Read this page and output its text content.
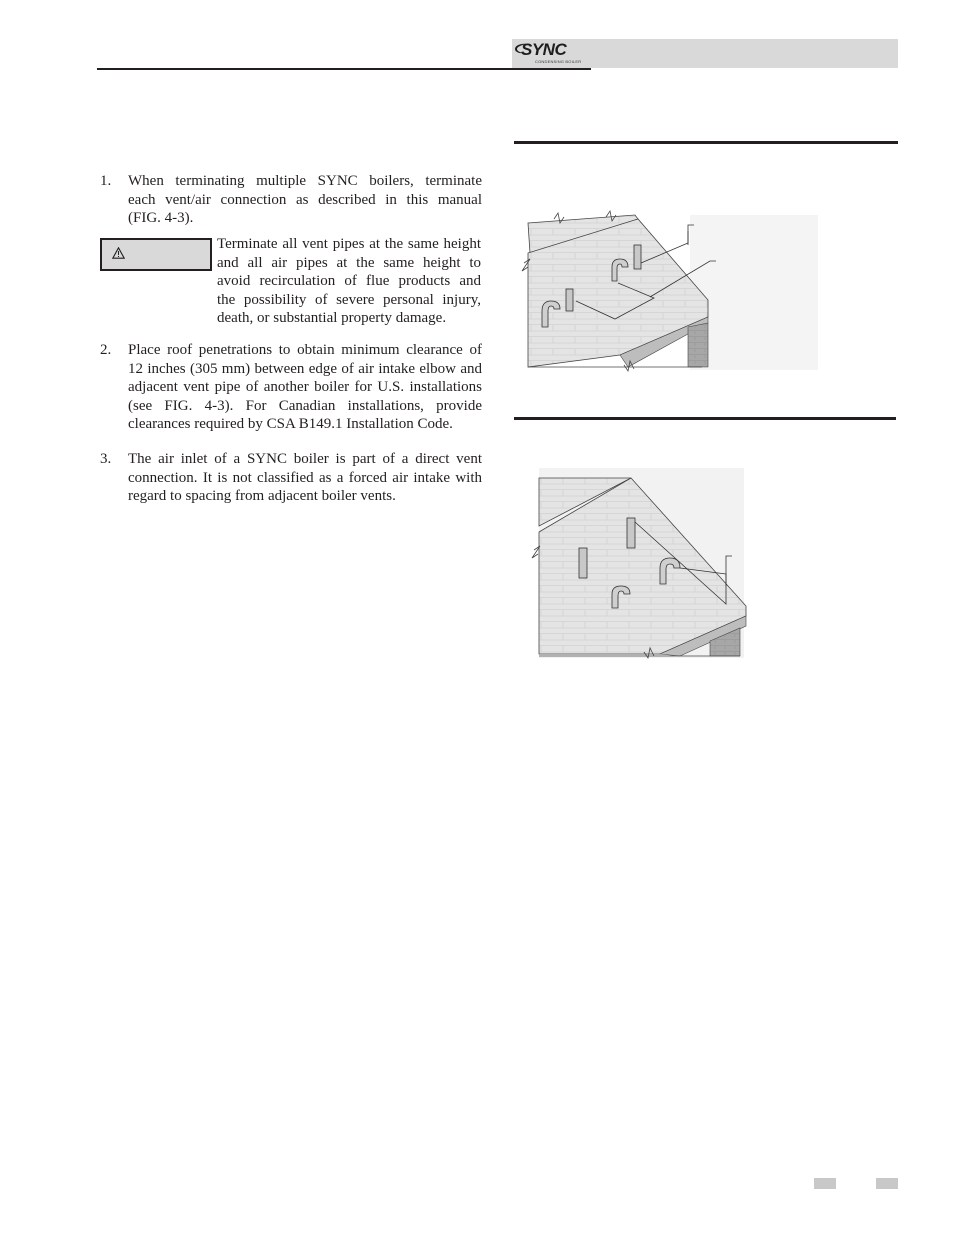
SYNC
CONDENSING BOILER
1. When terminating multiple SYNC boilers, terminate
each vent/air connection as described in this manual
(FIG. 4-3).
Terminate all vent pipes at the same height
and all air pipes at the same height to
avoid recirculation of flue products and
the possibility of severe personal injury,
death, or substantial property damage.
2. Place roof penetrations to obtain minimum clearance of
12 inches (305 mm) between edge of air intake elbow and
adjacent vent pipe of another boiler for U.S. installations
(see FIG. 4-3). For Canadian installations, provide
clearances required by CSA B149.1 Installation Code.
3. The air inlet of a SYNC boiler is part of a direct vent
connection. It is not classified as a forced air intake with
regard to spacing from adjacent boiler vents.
++++++++
EXERCISE REQUIREMENTS - Pictures are excluded; repeat every record exactly.

CORRECT OUTPUT -
Read this page and output its text content.
SYNC
CONDENSING BOILER
1. When terminating multiple SYNC boilers, terminate
each vent/air connection as described in this manual
(FIG. 4-3).
Terminate all vent pipes at the same height
and all air pipes at the same height to
avoid recirculation of flue products and
the possibility of severe personal injury,
death, or substantial property damage.
2. Place roof penetrations to obtain minimum clearance of
12 inches (305 mm) between edge of air intake elbow and
adjacent vent pipe of another boiler for U.S. installations
(see FIG. 4-3). For Canadian installations, provide
clearances required by CSA B149.1 Installation Code.
3. The air inlet of a SYNC boiler is part of a direct vent
connection. It is not classified as a forced air intake with
regard to spacing from adjacent boiler vents.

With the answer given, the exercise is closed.